Extracted data entries
○ ○ ○ ○ ○

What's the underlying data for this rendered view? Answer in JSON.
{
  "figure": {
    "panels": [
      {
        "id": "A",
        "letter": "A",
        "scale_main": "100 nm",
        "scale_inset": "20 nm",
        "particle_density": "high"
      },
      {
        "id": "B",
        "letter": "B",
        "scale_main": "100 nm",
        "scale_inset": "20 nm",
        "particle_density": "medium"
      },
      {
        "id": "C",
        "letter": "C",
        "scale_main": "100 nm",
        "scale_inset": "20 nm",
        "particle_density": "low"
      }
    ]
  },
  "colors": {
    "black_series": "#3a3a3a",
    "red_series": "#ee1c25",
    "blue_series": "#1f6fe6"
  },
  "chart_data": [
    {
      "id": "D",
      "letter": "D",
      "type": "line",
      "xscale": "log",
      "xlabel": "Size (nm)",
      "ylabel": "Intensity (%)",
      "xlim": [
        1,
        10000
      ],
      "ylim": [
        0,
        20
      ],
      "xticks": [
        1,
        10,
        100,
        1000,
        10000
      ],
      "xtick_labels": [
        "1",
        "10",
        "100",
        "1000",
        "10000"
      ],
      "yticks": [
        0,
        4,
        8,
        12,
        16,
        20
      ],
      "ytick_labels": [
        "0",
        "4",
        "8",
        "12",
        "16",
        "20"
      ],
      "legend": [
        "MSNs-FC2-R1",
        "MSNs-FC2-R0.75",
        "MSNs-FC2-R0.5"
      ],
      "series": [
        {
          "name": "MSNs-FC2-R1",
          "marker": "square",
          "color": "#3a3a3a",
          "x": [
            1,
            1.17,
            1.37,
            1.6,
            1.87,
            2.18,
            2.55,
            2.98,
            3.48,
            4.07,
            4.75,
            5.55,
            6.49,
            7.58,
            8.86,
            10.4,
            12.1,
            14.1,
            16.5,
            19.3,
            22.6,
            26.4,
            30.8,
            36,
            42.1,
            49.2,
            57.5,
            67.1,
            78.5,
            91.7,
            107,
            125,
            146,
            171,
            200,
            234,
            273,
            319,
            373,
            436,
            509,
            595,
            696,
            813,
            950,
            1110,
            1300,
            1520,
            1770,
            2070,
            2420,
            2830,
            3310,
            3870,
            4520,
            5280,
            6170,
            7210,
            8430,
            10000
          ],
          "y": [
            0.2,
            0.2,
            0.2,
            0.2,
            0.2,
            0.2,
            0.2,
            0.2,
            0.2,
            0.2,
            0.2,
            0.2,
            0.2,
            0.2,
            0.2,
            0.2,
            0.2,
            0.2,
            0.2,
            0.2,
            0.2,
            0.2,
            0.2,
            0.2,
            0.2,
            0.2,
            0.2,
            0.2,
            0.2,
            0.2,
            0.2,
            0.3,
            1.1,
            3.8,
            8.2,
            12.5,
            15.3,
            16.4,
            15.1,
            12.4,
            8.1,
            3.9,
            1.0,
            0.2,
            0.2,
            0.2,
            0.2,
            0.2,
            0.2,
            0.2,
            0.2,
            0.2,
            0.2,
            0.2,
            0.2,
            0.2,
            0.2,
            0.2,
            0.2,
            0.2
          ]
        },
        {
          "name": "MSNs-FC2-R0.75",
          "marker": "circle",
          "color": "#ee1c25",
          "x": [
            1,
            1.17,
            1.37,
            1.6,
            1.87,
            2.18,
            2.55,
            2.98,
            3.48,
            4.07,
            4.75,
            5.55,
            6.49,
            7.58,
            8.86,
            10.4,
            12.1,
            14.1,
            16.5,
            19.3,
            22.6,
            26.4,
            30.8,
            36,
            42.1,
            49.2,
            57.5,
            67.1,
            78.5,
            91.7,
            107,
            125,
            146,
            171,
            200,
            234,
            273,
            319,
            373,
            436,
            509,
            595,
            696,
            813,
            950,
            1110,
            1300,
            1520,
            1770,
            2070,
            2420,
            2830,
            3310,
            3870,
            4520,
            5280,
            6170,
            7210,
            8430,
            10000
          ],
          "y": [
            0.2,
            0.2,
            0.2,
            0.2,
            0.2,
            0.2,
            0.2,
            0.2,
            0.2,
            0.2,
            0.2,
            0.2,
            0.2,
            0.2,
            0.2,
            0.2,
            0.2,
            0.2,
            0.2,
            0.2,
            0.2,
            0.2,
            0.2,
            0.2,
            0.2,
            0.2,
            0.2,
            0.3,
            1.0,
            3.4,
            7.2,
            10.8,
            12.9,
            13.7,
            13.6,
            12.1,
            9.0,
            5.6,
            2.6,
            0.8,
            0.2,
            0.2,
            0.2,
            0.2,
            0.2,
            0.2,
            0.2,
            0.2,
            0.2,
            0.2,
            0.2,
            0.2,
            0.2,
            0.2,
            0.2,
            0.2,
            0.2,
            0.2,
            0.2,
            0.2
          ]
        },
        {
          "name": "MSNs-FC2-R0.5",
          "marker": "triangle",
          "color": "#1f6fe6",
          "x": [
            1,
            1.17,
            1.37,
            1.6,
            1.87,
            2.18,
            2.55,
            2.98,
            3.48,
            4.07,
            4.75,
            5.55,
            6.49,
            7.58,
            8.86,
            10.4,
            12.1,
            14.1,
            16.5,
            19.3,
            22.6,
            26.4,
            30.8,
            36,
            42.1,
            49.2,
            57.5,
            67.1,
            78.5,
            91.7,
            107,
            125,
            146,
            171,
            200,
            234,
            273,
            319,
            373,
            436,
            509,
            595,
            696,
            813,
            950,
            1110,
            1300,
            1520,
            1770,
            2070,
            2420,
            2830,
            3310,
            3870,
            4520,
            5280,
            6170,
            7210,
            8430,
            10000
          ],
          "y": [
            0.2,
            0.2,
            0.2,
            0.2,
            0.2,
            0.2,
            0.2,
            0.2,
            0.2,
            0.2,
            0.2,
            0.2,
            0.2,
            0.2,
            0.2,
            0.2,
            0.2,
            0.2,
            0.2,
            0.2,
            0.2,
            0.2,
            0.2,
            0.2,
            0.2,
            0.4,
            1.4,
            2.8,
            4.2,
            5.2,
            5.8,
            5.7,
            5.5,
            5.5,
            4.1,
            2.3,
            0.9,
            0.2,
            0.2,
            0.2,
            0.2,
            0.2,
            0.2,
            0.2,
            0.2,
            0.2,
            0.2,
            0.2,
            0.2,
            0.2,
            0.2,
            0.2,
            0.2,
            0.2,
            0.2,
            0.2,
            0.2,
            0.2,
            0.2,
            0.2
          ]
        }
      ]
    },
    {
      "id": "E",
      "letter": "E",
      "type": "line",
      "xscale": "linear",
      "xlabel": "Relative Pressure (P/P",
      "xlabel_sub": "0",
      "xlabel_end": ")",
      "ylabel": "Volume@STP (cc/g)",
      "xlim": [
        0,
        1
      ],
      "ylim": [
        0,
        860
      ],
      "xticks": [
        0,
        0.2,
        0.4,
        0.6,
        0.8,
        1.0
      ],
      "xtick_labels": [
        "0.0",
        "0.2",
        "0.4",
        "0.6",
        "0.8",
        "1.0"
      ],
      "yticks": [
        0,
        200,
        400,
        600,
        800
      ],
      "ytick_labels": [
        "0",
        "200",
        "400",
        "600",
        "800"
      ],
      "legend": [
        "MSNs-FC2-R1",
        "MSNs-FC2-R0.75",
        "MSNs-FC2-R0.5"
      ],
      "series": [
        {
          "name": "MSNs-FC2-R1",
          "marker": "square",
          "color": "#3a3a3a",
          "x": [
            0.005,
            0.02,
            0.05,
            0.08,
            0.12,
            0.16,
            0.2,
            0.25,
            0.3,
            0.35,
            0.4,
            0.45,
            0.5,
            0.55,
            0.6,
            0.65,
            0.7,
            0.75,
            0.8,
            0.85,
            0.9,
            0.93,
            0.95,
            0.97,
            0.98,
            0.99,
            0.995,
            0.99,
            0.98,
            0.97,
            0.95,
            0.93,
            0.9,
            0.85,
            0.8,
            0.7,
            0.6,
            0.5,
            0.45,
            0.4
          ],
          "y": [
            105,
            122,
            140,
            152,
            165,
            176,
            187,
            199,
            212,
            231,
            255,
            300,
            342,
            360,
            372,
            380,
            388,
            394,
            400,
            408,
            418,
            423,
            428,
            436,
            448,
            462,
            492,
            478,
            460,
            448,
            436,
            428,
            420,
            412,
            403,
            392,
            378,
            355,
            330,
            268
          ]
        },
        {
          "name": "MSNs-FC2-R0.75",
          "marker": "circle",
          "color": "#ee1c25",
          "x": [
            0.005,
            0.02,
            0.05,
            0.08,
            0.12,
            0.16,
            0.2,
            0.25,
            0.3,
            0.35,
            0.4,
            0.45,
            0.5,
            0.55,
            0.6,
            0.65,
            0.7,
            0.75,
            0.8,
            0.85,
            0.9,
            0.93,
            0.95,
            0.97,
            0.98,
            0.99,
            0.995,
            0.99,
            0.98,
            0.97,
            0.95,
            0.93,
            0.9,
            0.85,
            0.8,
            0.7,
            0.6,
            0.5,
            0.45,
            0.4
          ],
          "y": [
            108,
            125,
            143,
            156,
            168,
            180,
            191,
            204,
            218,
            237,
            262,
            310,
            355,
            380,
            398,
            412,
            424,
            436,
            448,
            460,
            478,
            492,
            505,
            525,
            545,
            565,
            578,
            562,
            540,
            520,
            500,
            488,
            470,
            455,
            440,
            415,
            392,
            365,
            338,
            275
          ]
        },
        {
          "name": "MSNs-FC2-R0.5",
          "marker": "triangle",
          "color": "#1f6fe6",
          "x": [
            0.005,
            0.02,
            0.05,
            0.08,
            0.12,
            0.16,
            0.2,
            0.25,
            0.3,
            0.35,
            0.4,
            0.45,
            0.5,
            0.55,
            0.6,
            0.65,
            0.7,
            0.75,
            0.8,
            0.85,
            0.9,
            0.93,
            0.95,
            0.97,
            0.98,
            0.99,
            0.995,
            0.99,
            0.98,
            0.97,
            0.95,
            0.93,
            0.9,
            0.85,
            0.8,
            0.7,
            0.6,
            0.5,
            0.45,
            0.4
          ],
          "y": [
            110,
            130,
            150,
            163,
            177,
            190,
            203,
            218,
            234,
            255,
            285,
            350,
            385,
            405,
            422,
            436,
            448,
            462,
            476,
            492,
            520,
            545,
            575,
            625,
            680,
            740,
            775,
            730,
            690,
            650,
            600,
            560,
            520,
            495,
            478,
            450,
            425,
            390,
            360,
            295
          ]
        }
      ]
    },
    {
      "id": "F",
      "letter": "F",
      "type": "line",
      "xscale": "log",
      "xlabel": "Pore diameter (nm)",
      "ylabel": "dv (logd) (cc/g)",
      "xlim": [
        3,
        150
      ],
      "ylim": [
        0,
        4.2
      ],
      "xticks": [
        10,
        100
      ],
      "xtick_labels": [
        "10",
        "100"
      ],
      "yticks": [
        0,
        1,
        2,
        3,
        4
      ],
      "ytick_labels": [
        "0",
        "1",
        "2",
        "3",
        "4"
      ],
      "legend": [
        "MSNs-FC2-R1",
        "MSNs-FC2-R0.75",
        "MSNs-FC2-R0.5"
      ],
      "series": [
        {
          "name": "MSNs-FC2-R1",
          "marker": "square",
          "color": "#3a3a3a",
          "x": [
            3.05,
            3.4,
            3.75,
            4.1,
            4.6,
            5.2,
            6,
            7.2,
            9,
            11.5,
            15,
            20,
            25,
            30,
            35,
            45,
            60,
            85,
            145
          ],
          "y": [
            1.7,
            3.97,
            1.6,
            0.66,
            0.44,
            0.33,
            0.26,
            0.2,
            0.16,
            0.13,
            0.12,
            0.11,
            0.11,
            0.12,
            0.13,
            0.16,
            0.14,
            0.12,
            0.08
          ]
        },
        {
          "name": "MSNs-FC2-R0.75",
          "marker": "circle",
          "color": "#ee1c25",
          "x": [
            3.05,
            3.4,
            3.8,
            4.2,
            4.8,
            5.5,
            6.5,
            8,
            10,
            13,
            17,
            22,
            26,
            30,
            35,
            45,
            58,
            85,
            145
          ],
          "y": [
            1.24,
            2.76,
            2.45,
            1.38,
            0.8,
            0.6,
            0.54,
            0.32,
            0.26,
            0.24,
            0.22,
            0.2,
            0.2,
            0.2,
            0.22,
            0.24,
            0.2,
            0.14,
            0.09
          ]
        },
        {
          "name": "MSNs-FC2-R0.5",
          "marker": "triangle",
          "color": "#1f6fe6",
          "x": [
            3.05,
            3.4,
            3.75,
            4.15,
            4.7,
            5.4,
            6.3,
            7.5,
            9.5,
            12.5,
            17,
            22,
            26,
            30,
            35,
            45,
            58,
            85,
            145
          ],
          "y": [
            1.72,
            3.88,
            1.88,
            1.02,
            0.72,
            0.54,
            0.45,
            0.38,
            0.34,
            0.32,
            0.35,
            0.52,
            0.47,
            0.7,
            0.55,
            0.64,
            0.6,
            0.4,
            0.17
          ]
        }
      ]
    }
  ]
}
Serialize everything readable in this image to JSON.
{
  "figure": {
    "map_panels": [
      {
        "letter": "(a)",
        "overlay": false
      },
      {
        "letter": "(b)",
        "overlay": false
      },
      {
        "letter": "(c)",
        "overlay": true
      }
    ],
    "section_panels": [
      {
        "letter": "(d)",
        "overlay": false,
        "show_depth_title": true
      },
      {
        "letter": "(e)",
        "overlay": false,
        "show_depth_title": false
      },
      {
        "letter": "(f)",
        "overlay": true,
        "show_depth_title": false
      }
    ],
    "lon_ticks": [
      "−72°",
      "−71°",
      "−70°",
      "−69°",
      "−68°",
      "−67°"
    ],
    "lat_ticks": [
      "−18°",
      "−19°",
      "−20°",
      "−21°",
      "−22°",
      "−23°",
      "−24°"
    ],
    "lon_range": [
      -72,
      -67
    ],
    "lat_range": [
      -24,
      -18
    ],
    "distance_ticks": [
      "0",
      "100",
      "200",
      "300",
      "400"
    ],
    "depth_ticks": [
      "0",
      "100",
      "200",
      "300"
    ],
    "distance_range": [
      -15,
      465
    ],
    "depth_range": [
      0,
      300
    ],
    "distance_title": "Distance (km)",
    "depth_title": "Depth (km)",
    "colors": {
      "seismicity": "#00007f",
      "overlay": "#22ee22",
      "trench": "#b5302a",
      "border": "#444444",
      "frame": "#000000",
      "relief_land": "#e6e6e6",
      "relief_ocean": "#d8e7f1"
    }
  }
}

○ ○ ○ ○ ○

### GOAL
What needs duplicating is the run of lines from the one containing "Serialize everything readable" through the last line of the entries above, exact and complete.

### CORRECT ANSWER
Serialize everything readable in this image to JSON.
{
  "figure": {
    "map_panels": [
      {
        "letter": "(a)",
        "overlay": false
      },
      {
        "letter": "(b)",
        "overlay": false
      },
      {
        "letter": "(c)",
        "overlay": true
      }
    ],
    "section_panels": [
      {
        "letter": "(d)",
        "overlay": false,
        "show_depth_title": true
      },
      {
        "letter": "(e)",
        "overlay": false,
        "show_depth_title": false
      },
      {
        "letter": "(f)",
        "overlay": true,
        "show_depth_title": false
      }
    ],
    "lon_ticks": [
      "−72°",
      "−71°",
      "−70°",
      "−69°",
      "−68°",
      "−67°"
    ],
    "lat_ticks": [
      "−18°",
      "−19°",
      "−20°",
      "−21°",
      "−22°",
      "−23°",
      "−24°"
    ],
    "lon_range": [
      -72,
      -67
    ],
    "lat_range": [
      -24,
      -18
    ],
    "distance_ticks": [
      "0",
      "100",
      "200",
      "300",
      "400"
    ],
    "depth_ticks": [
      "0",
      "100",
      "200",
      "300"
    ],
    "distance_range": [
      -15,
      465
    ],
    "depth_range": [
      0,
      300
    ],
    "distance_title": "Distance (km)",
    "depth_title": "Depth (km)",
    "colors": {
      "seismicity": "#00007f",
      "overlay": "#22ee22",
      "trench": "#b5302a",
      "border": "#444444",
      "frame": "#000000",
      "relief_land": "#e6e6e6",
      "relief_ocean": "#d8e7f1"
    }
  }
}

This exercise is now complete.